Stored data
========

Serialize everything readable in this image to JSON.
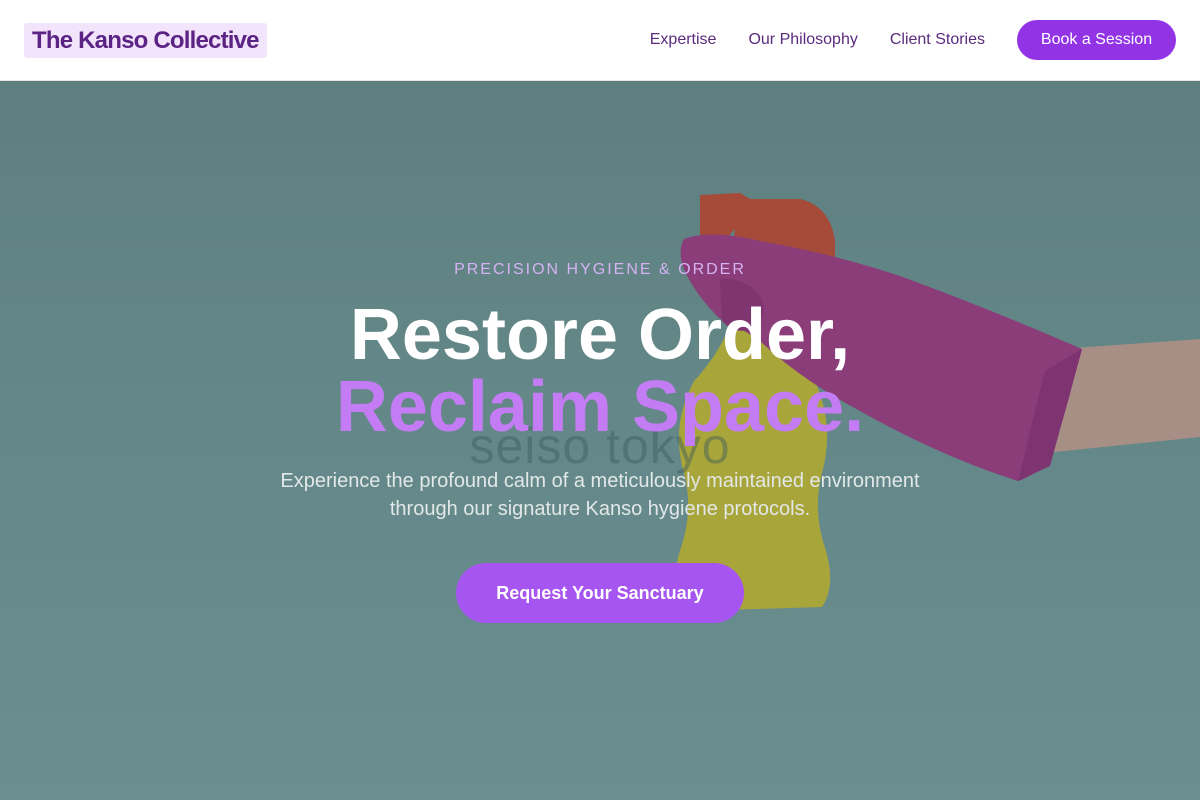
{
  "header": {
    "logo": "The Kanso Collective",
    "nav": [
      {
        "label": "Expertise"
      },
      {
        "label": "Our Philosophy"
      },
      {
        "label": "Client Stories"
      }
    ],
    "cta_label": "Book a Session"
  },
  "hero": {
    "eyebrow": "PRECISION HYGIENE & ORDER",
    "headline_line1": "Restore Order,",
    "headline_line2": "Reclaim Space.",
    "subtitle": "Experience the profound calm of a meticulously maintained environment through our signature Kanso hygiene protocols.",
    "cta_label": "Request Your Sanctuary",
    "background_watermark": "seiso tokyo"
  },
  "colors": {
    "accent": "#9233e6",
    "headline_accent": "#c47cf5",
    "hero_overlay": "#5e7f80",
    "logo_bg": "#f1e4fb"
  }
}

========

Short problem >>
Omitting all images, retype each line of the records precisely.

Correct answer >>
Serialize everything readable in this image to JSON.
{
  "header": {
    "logo": "The Kanso Collective",
    "nav": [
      {
        "label": "Expertise"
      },
      {
        "label": "Our Philosophy"
      },
      {
        "label": "Client Stories"
      }
    ],
    "cta_label": "Book a Session"
  },
  "hero": {
    "eyebrow": "PRECISION HYGIENE & ORDER",
    "headline_line1": "Restore Order,",
    "headline_line2": "Reclaim Space.",
    "subtitle": "Experience the profound calm of a meticulously maintained environment through our signature Kanso hygiene protocols.",
    "cta_label": "Request Your Sanctuary",
    "background_watermark": "seiso tokyo"
  },
  "colors": {
    "accent": "#9233e6",
    "headline_accent": "#c47cf5",
    "hero_overlay": "#5e7f80",
    "logo_bg": "#f1e4fb"
  }
}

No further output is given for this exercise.